> DATA PROVIDED:
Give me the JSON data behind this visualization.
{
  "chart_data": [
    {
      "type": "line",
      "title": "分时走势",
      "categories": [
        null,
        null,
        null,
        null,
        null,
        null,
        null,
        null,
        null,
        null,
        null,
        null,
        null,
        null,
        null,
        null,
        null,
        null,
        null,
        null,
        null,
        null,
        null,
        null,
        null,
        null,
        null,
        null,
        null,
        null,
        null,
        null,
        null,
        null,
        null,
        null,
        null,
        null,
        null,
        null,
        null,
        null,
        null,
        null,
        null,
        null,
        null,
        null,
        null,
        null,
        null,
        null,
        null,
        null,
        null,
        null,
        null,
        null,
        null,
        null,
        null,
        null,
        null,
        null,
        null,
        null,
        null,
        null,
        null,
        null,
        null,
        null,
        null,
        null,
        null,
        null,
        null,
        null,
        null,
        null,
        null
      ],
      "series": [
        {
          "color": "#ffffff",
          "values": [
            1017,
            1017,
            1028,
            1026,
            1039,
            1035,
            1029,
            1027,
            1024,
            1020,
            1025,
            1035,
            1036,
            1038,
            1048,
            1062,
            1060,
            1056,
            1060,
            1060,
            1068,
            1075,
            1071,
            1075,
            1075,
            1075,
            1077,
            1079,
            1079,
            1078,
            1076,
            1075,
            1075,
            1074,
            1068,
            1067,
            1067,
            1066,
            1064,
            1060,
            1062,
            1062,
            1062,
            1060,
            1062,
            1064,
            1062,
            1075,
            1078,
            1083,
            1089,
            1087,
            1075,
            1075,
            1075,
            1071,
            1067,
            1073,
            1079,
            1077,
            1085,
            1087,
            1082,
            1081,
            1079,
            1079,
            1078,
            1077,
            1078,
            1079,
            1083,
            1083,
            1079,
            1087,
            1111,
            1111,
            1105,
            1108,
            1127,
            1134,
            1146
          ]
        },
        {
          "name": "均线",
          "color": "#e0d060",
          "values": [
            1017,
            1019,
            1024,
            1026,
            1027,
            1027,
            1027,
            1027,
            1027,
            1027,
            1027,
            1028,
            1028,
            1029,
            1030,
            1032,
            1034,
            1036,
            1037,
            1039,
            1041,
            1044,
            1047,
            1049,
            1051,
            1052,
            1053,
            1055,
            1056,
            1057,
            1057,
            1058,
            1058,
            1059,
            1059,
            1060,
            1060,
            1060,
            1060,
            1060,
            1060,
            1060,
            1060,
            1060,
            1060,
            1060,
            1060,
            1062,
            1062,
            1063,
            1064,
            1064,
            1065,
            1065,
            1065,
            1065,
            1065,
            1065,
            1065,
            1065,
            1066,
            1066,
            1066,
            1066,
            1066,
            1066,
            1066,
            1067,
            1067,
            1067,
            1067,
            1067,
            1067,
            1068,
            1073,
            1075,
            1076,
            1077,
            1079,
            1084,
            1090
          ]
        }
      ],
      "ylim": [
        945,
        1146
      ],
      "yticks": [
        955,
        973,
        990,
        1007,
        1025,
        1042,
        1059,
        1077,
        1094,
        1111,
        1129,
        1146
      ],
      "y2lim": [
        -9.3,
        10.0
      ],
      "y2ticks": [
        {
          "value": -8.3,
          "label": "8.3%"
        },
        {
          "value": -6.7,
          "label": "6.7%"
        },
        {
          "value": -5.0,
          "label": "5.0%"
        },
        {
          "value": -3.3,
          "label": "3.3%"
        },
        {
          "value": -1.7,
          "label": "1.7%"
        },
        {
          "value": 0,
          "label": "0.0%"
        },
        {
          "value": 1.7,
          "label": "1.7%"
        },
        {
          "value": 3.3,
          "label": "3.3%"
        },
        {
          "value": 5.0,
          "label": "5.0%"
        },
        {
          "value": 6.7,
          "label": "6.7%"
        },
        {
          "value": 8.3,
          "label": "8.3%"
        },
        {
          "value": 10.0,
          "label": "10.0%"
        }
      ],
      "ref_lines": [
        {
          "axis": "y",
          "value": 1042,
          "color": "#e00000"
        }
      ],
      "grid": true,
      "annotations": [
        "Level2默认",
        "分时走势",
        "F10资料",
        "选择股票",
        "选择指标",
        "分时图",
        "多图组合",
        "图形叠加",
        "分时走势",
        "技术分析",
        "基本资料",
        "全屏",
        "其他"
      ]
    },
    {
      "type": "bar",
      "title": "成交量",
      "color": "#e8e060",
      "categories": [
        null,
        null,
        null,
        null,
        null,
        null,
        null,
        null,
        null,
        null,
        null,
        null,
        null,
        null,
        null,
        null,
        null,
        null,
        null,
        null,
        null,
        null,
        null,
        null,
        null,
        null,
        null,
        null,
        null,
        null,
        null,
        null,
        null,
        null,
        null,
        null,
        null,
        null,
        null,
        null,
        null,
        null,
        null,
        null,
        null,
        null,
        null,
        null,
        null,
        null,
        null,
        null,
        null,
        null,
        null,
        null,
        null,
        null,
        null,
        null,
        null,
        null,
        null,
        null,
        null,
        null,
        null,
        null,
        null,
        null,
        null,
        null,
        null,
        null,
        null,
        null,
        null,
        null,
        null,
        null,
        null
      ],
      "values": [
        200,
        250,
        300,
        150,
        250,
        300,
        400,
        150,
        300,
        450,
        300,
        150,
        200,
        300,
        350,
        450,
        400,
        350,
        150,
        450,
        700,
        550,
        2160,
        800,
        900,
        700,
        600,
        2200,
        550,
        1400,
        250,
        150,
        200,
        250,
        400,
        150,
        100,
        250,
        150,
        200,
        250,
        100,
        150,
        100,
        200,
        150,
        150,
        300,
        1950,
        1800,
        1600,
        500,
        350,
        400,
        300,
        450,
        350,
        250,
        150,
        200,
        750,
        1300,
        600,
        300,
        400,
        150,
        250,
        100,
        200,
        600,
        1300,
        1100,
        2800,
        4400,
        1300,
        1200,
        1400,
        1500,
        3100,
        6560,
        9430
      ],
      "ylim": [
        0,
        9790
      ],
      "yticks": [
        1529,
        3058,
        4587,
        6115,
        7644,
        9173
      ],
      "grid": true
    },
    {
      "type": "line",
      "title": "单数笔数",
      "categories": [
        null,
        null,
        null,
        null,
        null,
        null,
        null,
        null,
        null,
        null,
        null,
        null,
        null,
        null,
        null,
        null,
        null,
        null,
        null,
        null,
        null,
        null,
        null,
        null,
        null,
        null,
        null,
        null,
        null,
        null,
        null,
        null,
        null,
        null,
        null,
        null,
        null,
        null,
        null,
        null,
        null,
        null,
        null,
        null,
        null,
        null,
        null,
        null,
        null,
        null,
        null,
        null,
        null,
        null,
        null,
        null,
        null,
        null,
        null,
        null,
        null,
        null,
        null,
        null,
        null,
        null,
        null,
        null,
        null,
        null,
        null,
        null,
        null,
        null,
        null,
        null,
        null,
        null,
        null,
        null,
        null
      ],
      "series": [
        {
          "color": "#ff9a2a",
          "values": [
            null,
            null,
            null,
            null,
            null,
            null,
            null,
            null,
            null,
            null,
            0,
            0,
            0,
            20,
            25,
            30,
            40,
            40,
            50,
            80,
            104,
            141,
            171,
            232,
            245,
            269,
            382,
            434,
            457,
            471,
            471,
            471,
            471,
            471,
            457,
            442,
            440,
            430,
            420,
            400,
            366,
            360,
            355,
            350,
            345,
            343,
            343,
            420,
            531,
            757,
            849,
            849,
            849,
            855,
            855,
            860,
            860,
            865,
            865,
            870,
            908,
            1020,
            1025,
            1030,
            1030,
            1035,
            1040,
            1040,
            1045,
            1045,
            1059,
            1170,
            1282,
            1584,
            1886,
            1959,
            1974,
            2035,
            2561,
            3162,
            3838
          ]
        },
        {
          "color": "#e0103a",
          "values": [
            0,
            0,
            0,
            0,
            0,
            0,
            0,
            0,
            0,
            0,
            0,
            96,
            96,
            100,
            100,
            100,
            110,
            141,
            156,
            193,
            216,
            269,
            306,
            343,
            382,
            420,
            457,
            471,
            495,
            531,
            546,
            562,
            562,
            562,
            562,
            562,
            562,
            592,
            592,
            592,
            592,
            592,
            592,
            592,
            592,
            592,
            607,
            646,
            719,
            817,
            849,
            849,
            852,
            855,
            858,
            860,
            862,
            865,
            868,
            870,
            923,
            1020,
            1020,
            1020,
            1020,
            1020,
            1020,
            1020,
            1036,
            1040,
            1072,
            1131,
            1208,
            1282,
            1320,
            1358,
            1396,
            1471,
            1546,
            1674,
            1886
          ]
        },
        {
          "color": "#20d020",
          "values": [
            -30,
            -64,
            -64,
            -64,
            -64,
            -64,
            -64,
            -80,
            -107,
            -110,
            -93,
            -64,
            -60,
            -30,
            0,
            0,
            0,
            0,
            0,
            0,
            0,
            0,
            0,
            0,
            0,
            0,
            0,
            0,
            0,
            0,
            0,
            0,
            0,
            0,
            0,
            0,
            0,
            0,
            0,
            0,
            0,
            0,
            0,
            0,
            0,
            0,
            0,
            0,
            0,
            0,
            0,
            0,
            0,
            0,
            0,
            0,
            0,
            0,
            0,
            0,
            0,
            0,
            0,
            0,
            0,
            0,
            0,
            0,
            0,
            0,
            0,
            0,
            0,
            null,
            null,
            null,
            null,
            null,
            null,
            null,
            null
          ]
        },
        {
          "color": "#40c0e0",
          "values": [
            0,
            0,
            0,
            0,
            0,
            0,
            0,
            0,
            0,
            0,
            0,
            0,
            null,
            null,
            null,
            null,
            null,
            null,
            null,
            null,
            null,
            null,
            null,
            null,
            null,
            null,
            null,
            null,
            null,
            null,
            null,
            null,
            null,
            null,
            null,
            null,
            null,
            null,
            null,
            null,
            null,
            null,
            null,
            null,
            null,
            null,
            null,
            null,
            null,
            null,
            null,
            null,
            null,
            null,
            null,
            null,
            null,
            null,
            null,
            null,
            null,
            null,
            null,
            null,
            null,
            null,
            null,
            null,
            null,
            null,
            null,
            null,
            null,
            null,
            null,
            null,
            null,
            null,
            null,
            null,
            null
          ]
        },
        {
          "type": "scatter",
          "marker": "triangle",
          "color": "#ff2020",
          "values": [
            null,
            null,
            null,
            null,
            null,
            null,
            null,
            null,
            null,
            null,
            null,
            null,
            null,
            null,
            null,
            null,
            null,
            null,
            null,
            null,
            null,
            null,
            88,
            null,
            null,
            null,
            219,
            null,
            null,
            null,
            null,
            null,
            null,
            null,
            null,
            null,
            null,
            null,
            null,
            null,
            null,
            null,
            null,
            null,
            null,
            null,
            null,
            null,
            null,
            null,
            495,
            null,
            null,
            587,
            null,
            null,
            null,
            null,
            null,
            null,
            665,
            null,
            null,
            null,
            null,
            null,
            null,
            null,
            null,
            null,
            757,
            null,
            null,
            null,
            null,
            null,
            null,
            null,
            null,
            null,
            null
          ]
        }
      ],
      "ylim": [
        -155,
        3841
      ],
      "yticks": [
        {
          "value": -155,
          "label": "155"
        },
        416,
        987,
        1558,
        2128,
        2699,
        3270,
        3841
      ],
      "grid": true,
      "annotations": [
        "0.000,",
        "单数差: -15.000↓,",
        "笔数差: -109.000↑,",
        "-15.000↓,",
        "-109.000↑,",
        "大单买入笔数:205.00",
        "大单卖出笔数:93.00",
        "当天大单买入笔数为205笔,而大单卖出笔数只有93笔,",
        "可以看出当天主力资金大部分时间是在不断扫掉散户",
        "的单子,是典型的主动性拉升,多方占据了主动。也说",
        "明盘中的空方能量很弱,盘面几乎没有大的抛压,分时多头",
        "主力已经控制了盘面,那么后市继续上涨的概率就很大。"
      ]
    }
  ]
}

> PROBLEM TO WORK ON: Find how many lines in the records contain the string "color", then give the number alone.

> WORKED SOLUTION: 9